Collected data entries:
-=-=-=-=-

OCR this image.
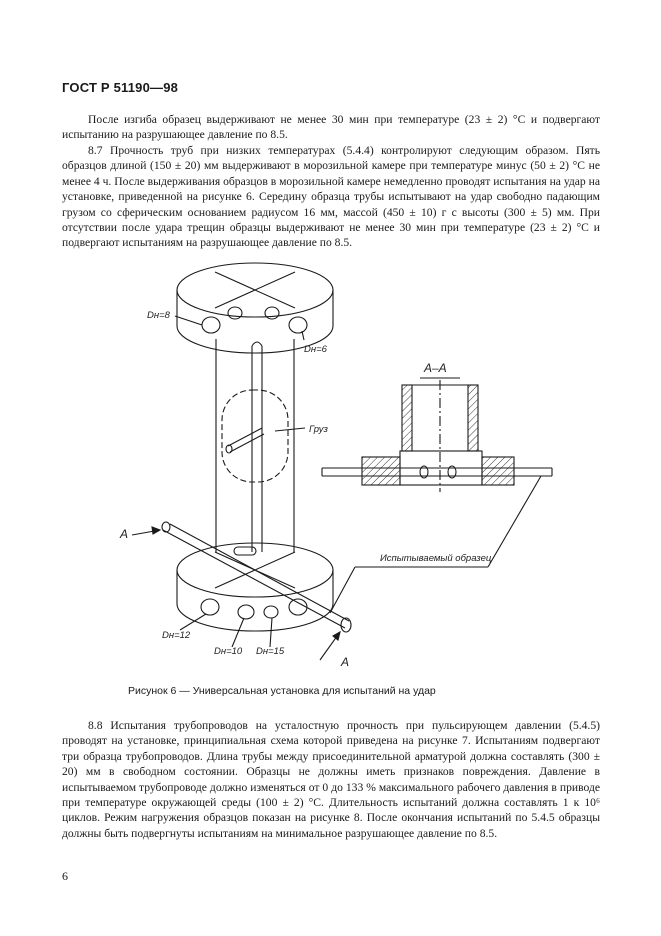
ГОСТ Р 51190—98

После изгиба образец выдерживают не менее 30 мин при температуре (23 ± 2) °С и подвергают испытанию на разрушающее давление по 8.5.

8.7 Прочность труб при низких температурах (5.4.4) контролируют следующим образом. Пять образцов длиной (150 ± 20) мм выдерживают в морозильной камере при температуре минус (50 ± 2) °С не менее 4 ч. После выдерживания образцов в морозильной камере немедленно проводят испытания на удар на установке, приведенной на рисунке 6. Середину образца трубы испытывают на удар свободно падающим грузом со сферическим основанием радиусом 16 мм, массой (450 ± 10) г с высоты (300 ± 5) мм. При отсутствии после удара трещин образцы выдерживают не менее 30 мин при температуре (23 ± 2) °С и подвергают испытаниям на разрушающее давление по 8.5.

8.8 Испытания трубопроводов на усталостную прочность при пульсирующем давлении (5.4.5) проводят на установке, принципиальная схема которой приведена на рисунке 7. Испытаниям подвергают три образца трубопроводов. Длина трубы между присоединительной арматурой должна составлять (300 ± 20) мм в свободном состоянии. Образцы не должны иметь признаков повреждения. Давление в испытываемом трубопроводе должно изменяться от 0 до 133 % максимального рабочего давления в приводе при температуре окружающей среды (100 ± 2) °С. Длительность испытаний должна составлять 1 к 10⁶ циклов. Режим нагружения образцов показан на рисунке 8. После окончания испытаний по 5.4.5 образцы должны быть подвергнуты испытаниям на минимальное разрушающее давление по 8.5.

Dн=8
Dн=6
Груз
А–А
Испытываемый образец
А
А
Dн=12
Dн=10 Dн=15
Рисунок 6 — Универсальная установка для испытаний на удар
6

-=-=-=-=-

EXERCISE INSTRUCTIONS. In the records above, find each line with the word "образец" and copy it.

ANSWER TO THE PROBLEM.
После изгиба образец выдерживают не менее 30 мин при температуре (23 ± 2) °С и подвергают испытанию на разрушающее давление по 8.5.
Испытываемый образец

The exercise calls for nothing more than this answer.